▶ What to do: Write a continuation of the passage on Google's cloud gaming service, picking up after its final sentence.

▶ Passage to read:
First, customers will need a reliable and fast internet connection to stream games. NVIDIA's GeForce service, for example, recommends a speed of 50MBps for full HD quality, though gamers can play at lower resolutions if they have a slower connection.
In Google's case, its gaming cloud service will need to make sure it's able to serve up those games fast enough, too. Nobody wants to play a game that doesn't immediately respond to commands from a controller.
Google will also need to make sure that it can offer a compelling library of games, something Sony, Microsoft and Nintendo have already proved to their customers. Google isn't a game publisher, so it doesn't have marquee titles or franchises like Nintendo's Super Mario, Sony's "God of War" or Microsoft's "Halo," all of which attract buyers to consoles. But Google can partner with third-party companies like Rockstar for "Grand Theft Auto" or Bethesda for games like "Skyrim."
"They have no in-house content," IDC's Ward said. "They've probably nailed the tech aspects, but without some unique content – which is generally quite expensive and takes years to make when it's AAA quality – it's just another digital store."
Last year, Google hired Phil Harrison, a member of Sony's PlayStation team who served as Sony's executive vice president of development in Europe. That means Google has someone who can put a foundation in place to get developers to build for its platform. Google could make it even easier on those developers by creating a way to port existing titles, built originally for Xbox or PlayStation, over to Google's system. This would alleviate the need to rebuild the games from scratch.

Stored data
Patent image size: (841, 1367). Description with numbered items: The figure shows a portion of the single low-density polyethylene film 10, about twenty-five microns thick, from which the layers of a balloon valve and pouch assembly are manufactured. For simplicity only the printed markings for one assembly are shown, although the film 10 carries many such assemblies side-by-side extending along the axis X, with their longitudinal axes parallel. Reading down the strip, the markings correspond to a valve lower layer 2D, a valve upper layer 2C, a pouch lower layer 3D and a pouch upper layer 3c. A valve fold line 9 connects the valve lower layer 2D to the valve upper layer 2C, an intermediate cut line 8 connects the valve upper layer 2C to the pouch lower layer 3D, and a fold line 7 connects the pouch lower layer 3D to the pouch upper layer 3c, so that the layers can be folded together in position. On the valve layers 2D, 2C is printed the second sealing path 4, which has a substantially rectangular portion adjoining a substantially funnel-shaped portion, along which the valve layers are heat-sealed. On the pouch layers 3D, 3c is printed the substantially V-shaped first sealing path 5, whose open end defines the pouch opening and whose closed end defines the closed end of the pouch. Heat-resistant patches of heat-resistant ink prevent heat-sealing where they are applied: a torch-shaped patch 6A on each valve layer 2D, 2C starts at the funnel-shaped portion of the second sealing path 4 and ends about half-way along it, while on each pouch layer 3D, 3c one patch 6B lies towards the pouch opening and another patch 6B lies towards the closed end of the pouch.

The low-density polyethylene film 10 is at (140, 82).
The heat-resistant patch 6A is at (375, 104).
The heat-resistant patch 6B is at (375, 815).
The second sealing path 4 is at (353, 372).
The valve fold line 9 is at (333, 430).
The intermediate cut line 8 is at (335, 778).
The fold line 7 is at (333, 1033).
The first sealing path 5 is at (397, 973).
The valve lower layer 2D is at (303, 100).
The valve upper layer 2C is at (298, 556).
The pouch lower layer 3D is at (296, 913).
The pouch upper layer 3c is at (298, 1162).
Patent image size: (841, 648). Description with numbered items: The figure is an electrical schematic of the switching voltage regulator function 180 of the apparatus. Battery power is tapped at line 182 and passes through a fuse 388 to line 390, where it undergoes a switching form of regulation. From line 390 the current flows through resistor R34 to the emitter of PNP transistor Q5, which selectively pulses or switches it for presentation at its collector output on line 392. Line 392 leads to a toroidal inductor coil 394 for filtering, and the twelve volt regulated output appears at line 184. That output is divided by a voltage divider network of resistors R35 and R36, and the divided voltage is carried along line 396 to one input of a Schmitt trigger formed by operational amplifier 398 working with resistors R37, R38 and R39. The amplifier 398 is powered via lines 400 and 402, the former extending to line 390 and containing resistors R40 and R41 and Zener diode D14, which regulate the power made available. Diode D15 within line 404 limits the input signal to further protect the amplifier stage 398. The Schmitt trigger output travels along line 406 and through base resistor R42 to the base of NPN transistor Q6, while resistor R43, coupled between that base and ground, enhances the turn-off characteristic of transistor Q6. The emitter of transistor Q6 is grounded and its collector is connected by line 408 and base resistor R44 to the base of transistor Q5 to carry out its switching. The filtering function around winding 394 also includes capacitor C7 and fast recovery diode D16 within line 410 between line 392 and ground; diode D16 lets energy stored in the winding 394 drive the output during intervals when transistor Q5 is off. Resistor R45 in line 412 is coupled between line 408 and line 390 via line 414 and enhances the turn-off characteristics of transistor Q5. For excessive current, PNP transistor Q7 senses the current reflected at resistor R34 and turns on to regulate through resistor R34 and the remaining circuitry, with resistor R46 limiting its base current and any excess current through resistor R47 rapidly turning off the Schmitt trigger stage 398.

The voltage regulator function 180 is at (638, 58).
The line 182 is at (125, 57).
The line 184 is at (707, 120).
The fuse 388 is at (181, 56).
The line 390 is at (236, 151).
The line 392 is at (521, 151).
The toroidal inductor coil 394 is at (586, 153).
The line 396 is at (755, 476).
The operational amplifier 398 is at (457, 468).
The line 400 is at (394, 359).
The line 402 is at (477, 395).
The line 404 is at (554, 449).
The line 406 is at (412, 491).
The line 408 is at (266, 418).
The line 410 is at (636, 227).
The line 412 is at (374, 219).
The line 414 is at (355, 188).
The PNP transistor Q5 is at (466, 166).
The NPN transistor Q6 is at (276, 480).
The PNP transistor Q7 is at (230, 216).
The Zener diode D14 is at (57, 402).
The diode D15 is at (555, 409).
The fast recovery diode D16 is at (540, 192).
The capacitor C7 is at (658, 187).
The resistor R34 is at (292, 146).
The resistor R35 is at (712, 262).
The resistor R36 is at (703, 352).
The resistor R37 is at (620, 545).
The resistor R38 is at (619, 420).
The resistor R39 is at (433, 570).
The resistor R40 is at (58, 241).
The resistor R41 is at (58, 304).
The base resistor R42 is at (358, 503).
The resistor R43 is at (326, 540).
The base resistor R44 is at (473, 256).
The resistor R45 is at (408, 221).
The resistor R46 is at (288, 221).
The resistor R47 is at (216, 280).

▶ Answer to this exercise:
"Google has somewhere between a little and zero exclusive content today," Ward said. "I don't see how they get very far without making massive studio investments, and without making massive gamer community investments, and both are out of the company's wheelhouse."
Meanwhile, Microsoft and Amazon are also going to present stiff competition.
Google's biggest headwinds may come from Microsoft and Amazon, which are said to be working on similar streaming game services.
Microsoft already has a sprawling cloud business — a key component to streaming games — a die-hard gaming fan base, established relationships with publishers and game developers and years of experience building and selling both games and consoles. It's already starting to demo its own streaming game service too.
Just last week, Microsoft provided an update on its own streaming game platform, called xCloud, which may provide a similar experience to what Google will offer. As an already-established player with more than a decade selling gaming consoles and a sprawling Azure cloud business, Microsoft will be a tough foe for Google.
Moorhead said Microsoft has a better shot than Google.
"I'd favor Microsoft's chances given it too has the scale and technology but has been successfully engaged in the gaming industry via Windows and XBox for over 30 years," he said.
Like Google and Microsoft, Amazon also has a powerful enough cloud to run these sort of games.
After all, companies like Netflix are able to stream 4K HDR video to millions of viewers running off of Amazon AWS, and you need that kind of power to stream games. Reports from The Information and The Verge have said that Amazon is building a cloud gaming service. It could eventually run games developed by its in-house game studio, such as "New World," which is currently limited to PCs.
There's a lot more at stake than just revealing a service. And even if it does, there's skepticism that this can make Google a lot of money soon.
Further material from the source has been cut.